══ Data lines ══
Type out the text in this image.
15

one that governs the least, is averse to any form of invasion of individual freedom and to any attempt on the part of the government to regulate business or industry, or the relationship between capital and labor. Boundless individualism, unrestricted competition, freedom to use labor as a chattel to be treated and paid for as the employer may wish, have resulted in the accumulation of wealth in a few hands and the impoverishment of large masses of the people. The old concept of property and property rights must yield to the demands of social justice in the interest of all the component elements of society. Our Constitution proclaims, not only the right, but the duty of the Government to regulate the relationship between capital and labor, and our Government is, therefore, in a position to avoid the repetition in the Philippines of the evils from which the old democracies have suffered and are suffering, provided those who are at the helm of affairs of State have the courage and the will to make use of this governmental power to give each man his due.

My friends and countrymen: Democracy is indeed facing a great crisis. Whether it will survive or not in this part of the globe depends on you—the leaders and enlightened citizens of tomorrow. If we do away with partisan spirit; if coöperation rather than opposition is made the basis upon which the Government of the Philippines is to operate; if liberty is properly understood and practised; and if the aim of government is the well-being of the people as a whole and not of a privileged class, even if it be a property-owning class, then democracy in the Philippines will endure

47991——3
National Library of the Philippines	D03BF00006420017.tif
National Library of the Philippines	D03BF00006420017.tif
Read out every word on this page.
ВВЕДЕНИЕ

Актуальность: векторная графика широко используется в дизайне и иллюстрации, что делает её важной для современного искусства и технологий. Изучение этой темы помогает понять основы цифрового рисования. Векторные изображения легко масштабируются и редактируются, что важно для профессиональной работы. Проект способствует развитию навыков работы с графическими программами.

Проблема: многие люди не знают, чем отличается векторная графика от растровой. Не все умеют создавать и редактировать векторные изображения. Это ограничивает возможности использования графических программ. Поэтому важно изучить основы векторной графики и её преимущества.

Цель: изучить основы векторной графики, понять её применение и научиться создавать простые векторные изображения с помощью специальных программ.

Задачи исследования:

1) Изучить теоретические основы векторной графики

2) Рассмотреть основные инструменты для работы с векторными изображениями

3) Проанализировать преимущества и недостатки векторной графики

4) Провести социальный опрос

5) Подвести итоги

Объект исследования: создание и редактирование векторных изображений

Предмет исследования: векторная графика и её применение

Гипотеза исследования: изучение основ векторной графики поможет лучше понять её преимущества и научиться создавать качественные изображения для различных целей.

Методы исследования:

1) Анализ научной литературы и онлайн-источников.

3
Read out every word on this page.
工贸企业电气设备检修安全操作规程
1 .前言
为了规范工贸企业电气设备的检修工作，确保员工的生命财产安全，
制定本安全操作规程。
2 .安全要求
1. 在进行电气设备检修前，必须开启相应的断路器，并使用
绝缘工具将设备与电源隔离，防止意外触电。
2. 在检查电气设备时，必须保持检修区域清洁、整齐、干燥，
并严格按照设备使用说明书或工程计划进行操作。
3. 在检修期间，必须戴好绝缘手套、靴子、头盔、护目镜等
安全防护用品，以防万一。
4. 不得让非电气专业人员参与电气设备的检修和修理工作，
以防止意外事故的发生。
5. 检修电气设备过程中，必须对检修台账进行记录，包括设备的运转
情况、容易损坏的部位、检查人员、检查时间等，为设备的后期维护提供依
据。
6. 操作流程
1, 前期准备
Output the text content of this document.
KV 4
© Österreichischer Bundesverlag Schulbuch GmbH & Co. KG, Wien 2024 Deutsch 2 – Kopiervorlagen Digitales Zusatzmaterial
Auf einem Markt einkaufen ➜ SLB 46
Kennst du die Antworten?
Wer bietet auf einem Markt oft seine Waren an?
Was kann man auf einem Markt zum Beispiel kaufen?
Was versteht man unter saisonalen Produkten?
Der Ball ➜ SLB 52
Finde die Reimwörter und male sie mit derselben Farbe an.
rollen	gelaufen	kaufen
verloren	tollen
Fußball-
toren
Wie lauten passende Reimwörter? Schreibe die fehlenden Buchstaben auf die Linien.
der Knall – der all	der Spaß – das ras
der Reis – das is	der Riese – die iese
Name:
═══
> _Task directions_:
Copy each line of the listing that includes "Reimwörter".

> _The solution_:
Finde die Reimwörter und male sie mit derselben Farbe an.
Wie lauten passende Reimwörter? Schreibe die fehlenden Buchstaben auf die Linien.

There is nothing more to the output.